» MATERIAL FOR THE TASK
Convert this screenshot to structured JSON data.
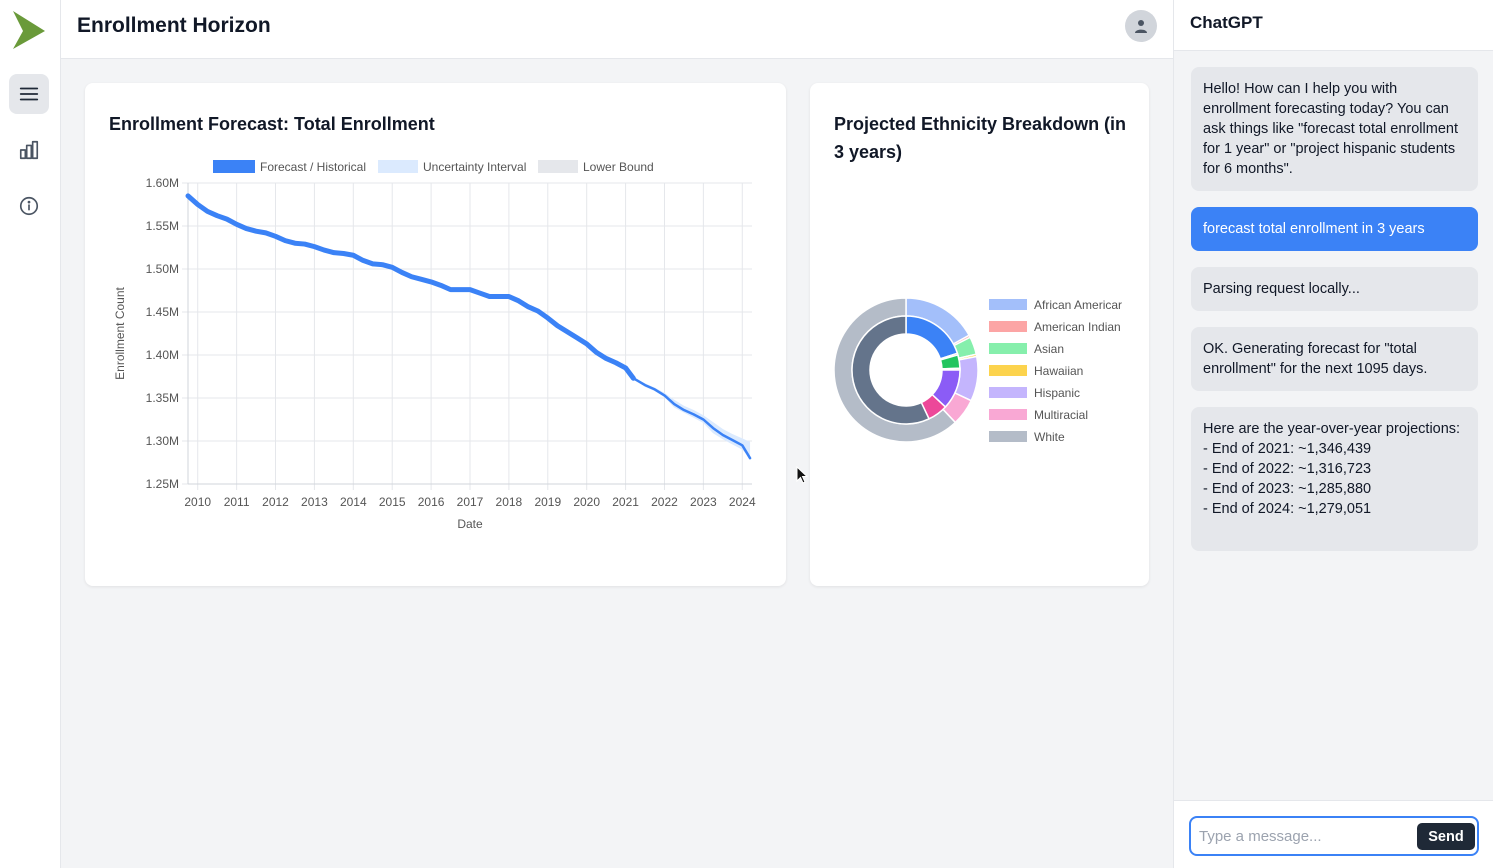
{
  "app": {
    "title": "Enrollment Horizon",
    "accent_color": "#3b82f6",
    "logo_color": "#6a9a3a"
  },
  "sidebar": {
    "items": [
      {
        "icon": "menu-icon",
        "active": true
      },
      {
        "icon": "bar-chart-icon",
        "active": false
      },
      {
        "icon": "info-icon",
        "active": false
      }
    ]
  },
  "header": {
    "avatar_icon": "user-icon"
  },
  "forecast_card": {
    "title": "Enrollment Forecast: Total Enrollment"
  },
  "ethnicity_card": {
    "title": "Projected Ethnicity Breakdown (in 3 years)"
  },
  "chat": {
    "title": "ChatGPT",
    "messages": [
      {
        "role": "bot",
        "text": "Hello! How can I help you with enrollment forecasting today? You can ask things like \"forecast total enrollment for 1 year\" or \"project hispanic students for 6 months\"."
      },
      {
        "role": "user",
        "text": "forecast total enrollment in 3 years"
      },
      {
        "role": "bot",
        "text": "Parsing request locally..."
      },
      {
        "role": "bot",
        "text": "OK. Generating forecast for \"total enrollment\" for the next 1095 days."
      },
      {
        "role": "bot",
        "text": "Here are the year-over-year projections:\n- End of 2021: ~1,346,439\n- End of 2022: ~1,316,723\n- End of 2023: ~1,285,880\n- End of 2024: ~1,279,051"
      }
    ],
    "input": {
      "value": "",
      "placeholder": "Type a message..."
    },
    "send_label": "Send"
  },
  "chart_data": [
    {
      "type": "line",
      "title": "",
      "xlabel": "Date",
      "ylabel": "Enrollment Count",
      "x_ticks": [
        "2010",
        "2011",
        "2012",
        "2013",
        "2014",
        "2015",
        "2016",
        "2017",
        "2018",
        "2019",
        "2020",
        "2021",
        "2022",
        "2023",
        "2024"
      ],
      "y_ticks": [
        "1.25M",
        "1.30M",
        "1.35M",
        "1.40M",
        "1.45M",
        "1.50M",
        "1.55M",
        "1.60M"
      ],
      "ylim": [
        1250000,
        1600000
      ],
      "xlim": [
        2009.75,
        2024.25
      ],
      "grid": true,
      "legend_position": "top",
      "legend": [
        "Forecast / Historical",
        "Uncertainty Interval",
        "Lower Bound"
      ],
      "series": [
        {
          "name": "Forecast / Historical",
          "color": "#3b82f6",
          "x": [
            2009.75,
            2010.0,
            2010.25,
            2010.5,
            2010.75,
            2011.0,
            2011.25,
            2011.5,
            2011.75,
            2012.0,
            2012.25,
            2012.5,
            2012.75,
            2013.0,
            2013.25,
            2013.5,
            2013.75,
            2014.0,
            2014.25,
            2014.5,
            2014.75,
            2015.0,
            2015.25,
            2015.5,
            2015.75,
            2016.0,
            2016.25,
            2016.5,
            2016.75,
            2017.0,
            2017.25,
            2017.5,
            2017.75,
            2018.0,
            2018.25,
            2018.5,
            2018.75,
            2019.0,
            2019.25,
            2019.5,
            2019.75,
            2020.0,
            2020.25,
            2020.5,
            2020.75,
            2021.0,
            2021.2
          ],
          "y": [
            1585000,
            1575000,
            1567000,
            1562000,
            1558000,
            1552000,
            1547000,
            1544000,
            1542000,
            1538000,
            1533000,
            1530000,
            1529000,
            1526000,
            1522000,
            1519000,
            1518000,
            1516000,
            1510000,
            1506000,
            1505000,
            1502000,
            1496000,
            1491000,
            1488000,
            1485000,
            1481000,
            1476000,
            1476000,
            1476000,
            1472000,
            1468000,
            1468000,
            1468000,
            1463000,
            1456000,
            1451000,
            1443000,
            1434000,
            1427000,
            1420000,
            1413000,
            1403000,
            1396000,
            1391000,
            1385000,
            1373000
          ]
        },
        {
          "name": "Forecast",
          "color": "#3b82f6",
          "x": [
            2021.2,
            2021.5,
            2021.75,
            2022.0,
            2022.25,
            2022.5,
            2022.75,
            2023.0,
            2023.25,
            2023.5,
            2023.75,
            2024.0,
            2024.2
          ],
          "y": [
            1373000,
            1365000,
            1360000,
            1353000,
            1343000,
            1336000,
            1331000,
            1325000,
            1315000,
            1307000,
            1301000,
            1295000,
            1280000
          ]
        }
      ],
      "uncertainty": {
        "name": "Uncertainty Interval",
        "x": [
          2021.2,
          2021.5,
          2021.75,
          2022.0,
          2022.25,
          2022.5,
          2022.75,
          2023.0,
          2023.25,
          2023.5,
          2023.75,
          2024.0,
          2024.2
        ],
        "upper": [
          1374000,
          1367000,
          1362000,
          1356000,
          1348000,
          1341000,
          1336000,
          1330000,
          1322000,
          1314000,
          1308000,
          1303000,
          1299000
        ],
        "lower": [
          1372000,
          1363000,
          1358000,
          1351000,
          1339000,
          1333000,
          1327000,
          1321000,
          1309000,
          1302000,
          1296000,
          1290000,
          1280000
        ]
      }
    },
    {
      "type": "pie",
      "title": "",
      "legend_position": "right",
      "legend": [
        "African Americar",
        "American Indian",
        "Asian",
        "Hawaiian",
        "Hispanic",
        "Multiracial",
        "White"
      ],
      "outer_ring": {
        "labels": [
          "African Americar",
          "American Indian",
          "Asian",
          "Hawaiian",
          "Hispanic",
          "Multiracial",
          "White"
        ],
        "colors": [
          "#a3bffa",
          "#fca5a5",
          "#86efac",
          "#fcd34d",
          "#c4b5fd",
          "#f9a8d4",
          "#b4bcc8"
        ],
        "values": [
          17,
          0.5,
          4,
          0.5,
          10,
          6,
          62
        ]
      },
      "inner_ring": {
        "labels": [
          "African Americar",
          "American Indian",
          "Asian",
          "Hawaiian",
          "Hispanic",
          "Multiracial",
          "White"
        ],
        "colors": [
          "#3b82f6",
          "#ef4444",
          "#22c55e",
          "#eab308",
          "#8b5cf6",
          "#ec4899",
          "#64748b"
        ],
        "values": [
          20,
          0.5,
          4,
          0.5,
          12,
          6,
          57
        ]
      }
    }
  ]
}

» WHAT IS REQUIRED
Repeat each entry exactly. Pictures do not belong in the copy.

» OUTPUT OF THE EXERCISE
Convert this screenshot to structured JSON data.
{
  "app": {
    "title": "Enrollment Horizon",
    "accent_color": "#3b82f6",
    "logo_color": "#6a9a3a"
  },
  "sidebar": {
    "items": [
      {
        "icon": "menu-icon",
        "active": true
      },
      {
        "icon": "bar-chart-icon",
        "active": false
      },
      {
        "icon": "info-icon",
        "active": false
      }
    ]
  },
  "header": {
    "avatar_icon": "user-icon"
  },
  "forecast_card": {
    "title": "Enrollment Forecast: Total Enrollment"
  },
  "ethnicity_card": {
    "title": "Projected Ethnicity Breakdown (in 3 years)"
  },
  "chat": {
    "title": "ChatGPT",
    "messages": [
      {
        "role": "bot",
        "text": "Hello! How can I help you with enrollment forecasting today? You can ask things like \"forecast total enrollment for 1 year\" or \"project hispanic students for 6 months\"."
      },
      {
        "role": "user",
        "text": "forecast total enrollment in 3 years"
      },
      {
        "role": "bot",
        "text": "Parsing request locally..."
      },
      {
        "role": "bot",
        "text": "OK. Generating forecast for \"total enrollment\" for the next 1095 days."
      },
      {
        "role": "bot",
        "text": "Here are the year-over-year projections:\n- End of 2021: ~1,346,439\n- End of 2022: ~1,316,723\n- End of 2023: ~1,285,880\n- End of 2024: ~1,279,051"
      }
    ],
    "input": {
      "value": "",
      "placeholder": "Type a message..."
    },
    "send_label": "Send"
  },
  "chart_data": [
    {
      "type": "line",
      "title": "",
      "xlabel": "Date",
      "ylabel": "Enrollment Count",
      "x_ticks": [
        "2010",
        "2011",
        "2012",
        "2013",
        "2014",
        "2015",
        "2016",
        "2017",
        "2018",
        "2019",
        "2020",
        "2021",
        "2022",
        "2023",
        "2024"
      ],
      "y_ticks": [
        "1.25M",
        "1.30M",
        "1.35M",
        "1.40M",
        "1.45M",
        "1.50M",
        "1.55M",
        "1.60M"
      ],
      "ylim": [
        1250000,
        1600000
      ],
      "xlim": [
        2009.75,
        2024.25
      ],
      "grid": true,
      "legend_position": "top",
      "legend": [
        "Forecast / Historical",
        "Uncertainty Interval",
        "Lower Bound"
      ],
      "series": [
        {
          "name": "Forecast / Historical",
          "color": "#3b82f6",
          "x": [
            2009.75,
            2010.0,
            2010.25,
            2010.5,
            2010.75,
            2011.0,
            2011.25,
            2011.5,
            2011.75,
            2012.0,
            2012.25,
            2012.5,
            2012.75,
            2013.0,
            2013.25,
            2013.5,
            2013.75,
            2014.0,
            2014.25,
            2014.5,
            2014.75,
            2015.0,
            2015.25,
            2015.5,
            2015.75,
            2016.0,
            2016.25,
            2016.5,
            2016.75,
            2017.0,
            2017.25,
            2017.5,
            2017.75,
            2018.0,
            2018.25,
            2018.5,
            2018.75,
            2019.0,
            2019.25,
            2019.5,
            2019.75,
            2020.0,
            2020.25,
            2020.5,
            2020.75,
            2021.0,
            2021.2
          ],
          "y": [
            1585000,
            1575000,
            1567000,
            1562000,
            1558000,
            1552000,
            1547000,
            1544000,
            1542000,
            1538000,
            1533000,
            1530000,
            1529000,
            1526000,
            1522000,
            1519000,
            1518000,
            1516000,
            1510000,
            1506000,
            1505000,
            1502000,
            1496000,
            1491000,
            1488000,
            1485000,
            1481000,
            1476000,
            1476000,
            1476000,
            1472000,
            1468000,
            1468000,
            1468000,
            1463000,
            1456000,
            1451000,
            1443000,
            1434000,
            1427000,
            1420000,
            1413000,
            1403000,
            1396000,
            1391000,
            1385000,
            1373000
          ]
        },
        {
          "name": "Forecast",
          "color": "#3b82f6",
          "x": [
            2021.2,
            2021.5,
            2021.75,
            2022.0,
            2022.25,
            2022.5,
            2022.75,
            2023.0,
            2023.25,
            2023.5,
            2023.75,
            2024.0,
            2024.2
          ],
          "y": [
            1373000,
            1365000,
            1360000,
            1353000,
            1343000,
            1336000,
            1331000,
            1325000,
            1315000,
            1307000,
            1301000,
            1295000,
            1280000
          ]
        }
      ],
      "uncertainty": {
        "name": "Uncertainty Interval",
        "x": [
          2021.2,
          2021.5,
          2021.75,
          2022.0,
          2022.25,
          2022.5,
          2022.75,
          2023.0,
          2023.25,
          2023.5,
          2023.75,
          2024.0,
          2024.2
        ],
        "upper": [
          1374000,
          1367000,
          1362000,
          1356000,
          1348000,
          1341000,
          1336000,
          1330000,
          1322000,
          1314000,
          1308000,
          1303000,
          1299000
        ],
        "lower": [
          1372000,
          1363000,
          1358000,
          1351000,
          1339000,
          1333000,
          1327000,
          1321000,
          1309000,
          1302000,
          1296000,
          1290000,
          1280000
        ]
      }
    },
    {
      "type": "pie",
      "title": "",
      "legend_position": "right",
      "legend": [
        "African Americar",
        "American Indian",
        "Asian",
        "Hawaiian",
        "Hispanic",
        "Multiracial",
        "White"
      ],
      "outer_ring": {
        "labels": [
          "African Americar",
          "American Indian",
          "Asian",
          "Hawaiian",
          "Hispanic",
          "Multiracial",
          "White"
        ],
        "colors": [
          "#a3bffa",
          "#fca5a5",
          "#86efac",
          "#fcd34d",
          "#c4b5fd",
          "#f9a8d4",
          "#b4bcc8"
        ],
        "values": [
          17,
          0.5,
          4,
          0.5,
          10,
          6,
          62
        ]
      },
      "inner_ring": {
        "labels": [
          "African Americar",
          "American Indian",
          "Asian",
          "Hawaiian",
          "Hispanic",
          "Multiracial",
          "White"
        ],
        "colors": [
          "#3b82f6",
          "#ef4444",
          "#22c55e",
          "#eab308",
          "#8b5cf6",
          "#ec4899",
          "#64748b"
        ],
        "values": [
          20,
          0.5,
          4,
          0.5,
          12,
          6,
          57
        ]
      }
    }
  ]
}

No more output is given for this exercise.